»»

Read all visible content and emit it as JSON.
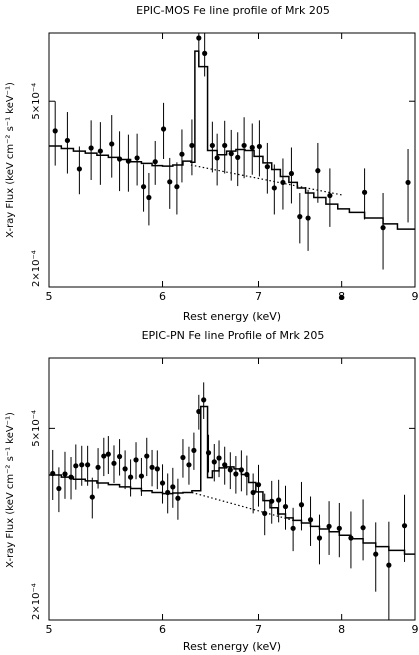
{
  "chart_data": [
    {
      "type": "scatter",
      "title": "EPIC-MOS Fe line profile of Mrk 205",
      "xlabel": "Rest energy (keV)",
      "ylabel": "X-ray Flux (keV cm⁻² s⁻¹ keV⁻¹)",
      "xscale": "log",
      "yscale": "log",
      "xlim": [
        5,
        9
      ],
      "ylim": [
        0.0002,
        0.0007
      ],
      "xticks": [
        5,
        6,
        7,
        8,
        9
      ],
      "yticks": [
        {
          "value": 0.0002,
          "label": "2×10⁻⁴"
        },
        {
          "value": 0.0005,
          "label": "5×10⁻⁴"
        }
      ],
      "series": [
        {
          "role": "data",
          "points": [
            [
              5.05,
              0.000432,
              6.8e-05
            ],
            [
              5.15,
              0.000412,
              6.2e-05
            ],
            [
              5.25,
              0.000358,
              4.2e-05
            ],
            [
              5.35,
              0.000397,
              5.8e-05
            ],
            [
              5.43,
              0.000391,
              6e-05
            ],
            [
              5.53,
              0.000405,
              6.2e-05
            ],
            [
              5.6,
              0.000376,
              5.5e-05
            ],
            [
              5.68,
              0.000372,
              5.2e-05
            ],
            [
              5.76,
              0.000378,
              4.8e-05
            ],
            [
              5.82,
              0.000328,
              3.8e-05
            ],
            [
              5.87,
              0.000311,
              4e-05
            ],
            [
              5.93,
              0.000371,
              4e-05
            ],
            [
              6.01,
              0.000436,
              6e-05
            ],
            [
              6.07,
              0.000336,
              4.2e-05
            ],
            [
              6.14,
              0.000328,
              4.2e-05
            ],
            [
              6.19,
              0.000385,
              5e-05
            ],
            [
              6.29,
              0.000402,
              5.5e-05
            ],
            [
              6.36,
              0.000683,
              7.2e-05
            ],
            [
              6.42,
              0.000633,
              6.8e-05
            ],
            [
              6.5,
              0.000402,
              5e-05
            ],
            [
              6.55,
              0.000378,
              4.8e-05
            ],
            [
              6.63,
              0.000402,
              5.2e-05
            ],
            [
              6.7,
              0.000386,
              4.8e-05
            ],
            [
              6.77,
              0.000379,
              5e-05
            ],
            [
              6.84,
              0.000402,
              6e-05
            ],
            [
              6.93,
              0.000398,
              5e-05
            ],
            [
              7.01,
              0.0004,
              5.5e-05
            ],
            [
              7.1,
              0.000362,
              4.5e-05
            ],
            [
              7.18,
              0.000326,
              4e-05
            ],
            [
              7.28,
              0.000335,
              4.2e-05
            ],
            [
              7.38,
              0.00035,
              4.8e-05
            ],
            [
              7.48,
              0.000283,
              3.5e-05
            ],
            [
              7.58,
              0.000281,
              4.2e-05
            ],
            [
              7.7,
              0.000355,
              5.2e-05
            ],
            [
              7.85,
              0.000314,
              4.5e-05
            ],
            [
              8.0,
              0.00019,
              1e-05
            ],
            [
              8.3,
              0.000319,
              4e-05
            ],
            [
              8.55,
              0.000268,
              5e-05
            ],
            [
              8.9,
              0.000335,
              6e-05
            ]
          ]
        },
        {
          "role": "model",
          "step": [
            [
              5.0,
              0.000401
            ],
            [
              5.1,
              0.000396
            ],
            [
              5.2,
              0.000391
            ],
            [
              5.3,
              0.000387
            ],
            [
              5.4,
              0.000383
            ],
            [
              5.5,
              0.000379
            ],
            [
              5.6,
              0.000375
            ],
            [
              5.7,
              0.000371
            ],
            [
              5.8,
              0.000368
            ],
            [
              5.9,
              0.000364
            ],
            [
              6.0,
              0.000363
            ],
            [
              6.1,
              0.000365
            ],
            [
              6.2,
              0.000372
            ],
            [
              6.28,
              0.00037
            ],
            [
              6.32,
              0.00064
            ],
            [
              6.36,
              0.000593
            ],
            [
              6.45,
              0.000392
            ],
            [
              6.55,
              0.000384
            ],
            [
              6.65,
              0.000391
            ],
            [
              6.75,
              0.000394
            ],
            [
              6.85,
              0.000392
            ],
            [
              6.95,
              0.000381
            ],
            [
              7.05,
              0.000369
            ],
            [
              7.15,
              0.000357
            ],
            [
              7.25,
              0.000345
            ],
            [
              7.35,
              0.000335
            ],
            [
              7.45,
              0.000326
            ],
            [
              7.55,
              0.000318
            ],
            [
              7.65,
              0.000311
            ],
            [
              7.8,
              0.000301
            ],
            [
              7.95,
              0.000294
            ],
            [
              8.1,
              0.000289
            ],
            [
              8.3,
              0.000281
            ],
            [
              8.55,
              0.000273
            ],
            [
              8.75,
              0.000266
            ],
            [
              9.0,
              0.000266
            ]
          ]
        },
        {
          "role": "continuum",
          "dotted": [
            [
              6.28,
              0.000365
            ],
            [
              8.0,
              0.000315
            ]
          ]
        }
      ]
    },
    {
      "type": "scatter",
      "title": "EPIC-PN Fe line Profile of Mrk 205",
      "xlabel": "Rest energy (keV)",
      "ylabel": "X-ray Flux (keV cm⁻² s⁻¹ keV⁻¹)",
      "xscale": "log",
      "yscale": "log",
      "xlim": [
        5,
        9
      ],
      "ylim": [
        0.0002,
        0.0007
      ],
      "xticks": [
        5,
        6,
        7,
        8,
        9
      ],
      "yticks": [
        {
          "value": 0.0002,
          "label": "2×10⁻⁴"
        },
        {
          "value": 0.0005,
          "label": "5×10⁻⁴"
        }
      ],
      "series": [
        {
          "role": "data",
          "points": [
            [
              5.03,
              0.000403,
              4.8e-05
            ],
            [
              5.08,
              0.000375,
              4e-05
            ],
            [
              5.13,
              0.000402,
              4.5e-05
            ],
            [
              5.18,
              0.000396,
              4e-05
            ],
            [
              5.22,
              0.000418,
              4.5e-05
            ],
            [
              5.27,
              0.00042,
              4e-05
            ],
            [
              5.32,
              0.00042,
              4e-05
            ],
            [
              5.36,
              0.00036,
              3.5e-05
            ],
            [
              5.41,
              0.000415,
              4e-05
            ],
            [
              5.46,
              0.000438,
              4e-05
            ],
            [
              5.5,
              0.000442,
              4e-05
            ],
            [
              5.55,
              0.000423,
              3.8e-05
            ],
            [
              5.6,
              0.000437,
              3.8e-05
            ],
            [
              5.65,
              0.000412,
              3.8e-05
            ],
            [
              5.7,
              0.000396,
              3.5e-05
            ],
            [
              5.75,
              0.00043,
              3.8e-05
            ],
            [
              5.8,
              0.000398,
              3.6e-05
            ],
            [
              5.85,
              0.000438,
              4e-05
            ],
            [
              5.9,
              0.000415,
              3.6e-05
            ],
            [
              5.95,
              0.000412,
              3.8e-05
            ],
            [
              6.0,
              0.000385,
              3.6e-05
            ],
            [
              6.05,
              0.000368,
              3.5e-05
            ],
            [
              6.1,
              0.000378,
              3.6e-05
            ],
            [
              6.15,
              0.000358,
              3.5e-05
            ],
            [
              6.2,
              0.000435,
              4e-05
            ],
            [
              6.26,
              0.00042,
              3.8e-05
            ],
            [
              6.31,
              0.00045,
              4e-05
            ],
            [
              6.36,
              0.000542,
              4.5e-05
            ],
            [
              6.41,
              0.000573,
              5e-05
            ],
            [
              6.46,
              0.000445,
              4e-05
            ],
            [
              6.52,
              0.000426,
              3.8e-05
            ],
            [
              6.57,
              0.000434,
              3.8e-05
            ],
            [
              6.63,
              0.00042,
              3.8e-05
            ],
            [
              6.69,
              0.00041,
              3.6e-05
            ],
            [
              6.75,
              0.000402,
              3.6e-05
            ],
            [
              6.81,
              0.00041,
              4e-05
            ],
            [
              6.87,
              0.000401,
              3.8e-05
            ],
            [
              6.94,
              0.000368,
              3.5e-05
            ],
            [
              7.0,
              0.000382,
              3.8e-05
            ],
            [
              7.07,
              0.000333,
              3.3e-05
            ],
            [
              7.15,
              0.000353,
              3.6e-05
            ],
            [
              7.23,
              0.000355,
              3.6e-05
            ],
            [
              7.31,
              0.000344,
              3.6e-05
            ],
            [
              7.4,
              0.00031,
              3.2e-05
            ],
            [
              7.5,
              0.000347,
              4e-05
            ],
            [
              7.61,
              0.000323,
              3.8e-05
            ],
            [
              7.72,
              0.000296,
              3.5e-05
            ],
            [
              7.84,
              0.000313,
              4e-05
            ],
            [
              7.97,
              0.00031,
              4e-05
            ],
            [
              8.12,
              0.000296,
              4e-05
            ],
            [
              8.28,
              0.000311,
              4.5e-05
            ],
            [
              8.45,
              0.000274,
              4.5e-05
            ],
            [
              8.63,
              0.00026,
              6e-05
            ],
            [
              8.85,
              0.000314,
              5e-05
            ]
          ]
        },
        {
          "role": "model",
          "step": [
            [
              5.0,
              0.0004
            ],
            [
              5.1,
              0.000396
            ],
            [
              5.2,
              0.000392
            ],
            [
              5.3,
              0.000389
            ],
            [
              5.4,
              0.000385
            ],
            [
              5.5,
              0.000382
            ],
            [
              5.6,
              0.000378
            ],
            [
              5.7,
              0.000375
            ],
            [
              5.8,
              0.000371
            ],
            [
              5.9,
              0.000368
            ],
            [
              6.0,
              0.000366
            ],
            [
              6.1,
              0.000367
            ],
            [
              6.2,
              0.000368
            ],
            [
              6.29,
              0.000371
            ],
            [
              6.38,
              0.000555
            ],
            [
              6.45,
              0.000395
            ],
            [
              6.5,
              0.000408
            ],
            [
              6.57,
              0.000414
            ],
            [
              6.65,
              0.000416
            ],
            [
              6.73,
              0.000412
            ],
            [
              6.81,
              0.000401
            ],
            [
              6.89,
              0.000386
            ],
            [
              6.97,
              0.000369
            ],
            [
              7.05,
              0.000354
            ],
            [
              7.13,
              0.000342
            ],
            [
              7.22,
              0.000332
            ],
            [
              7.31,
              0.000326
            ],
            [
              7.4,
              0.000322
            ],
            [
              7.5,
              0.000318
            ],
            [
              7.61,
              0.000313
            ],
            [
              7.72,
              0.000309
            ],
            [
              7.84,
              0.000305
            ],
            [
              7.97,
              0.0003
            ],
            [
              8.12,
              0.000295
            ],
            [
              8.28,
              0.000289
            ],
            [
              8.45,
              0.000284
            ],
            [
              8.63,
              0.000279
            ],
            [
              8.85,
              0.000274
            ],
            [
              9.0,
              0.000274
            ]
          ]
        },
        {
          "role": "continuum",
          "dotted": [
            [
              6.29,
              0.000368
            ],
            [
              7.4,
              0.000322
            ]
          ]
        }
      ]
    }
  ]
}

««

• WRITTEN PROBLEM:
Pick out the lines containing the string "EPIC".

• RESPONSE TO THIS TASK:
      "title": "EPIC-MOS Fe line profile of Mrk 205",
      "title": "EPIC-PN Fe line Profile of Mrk 205",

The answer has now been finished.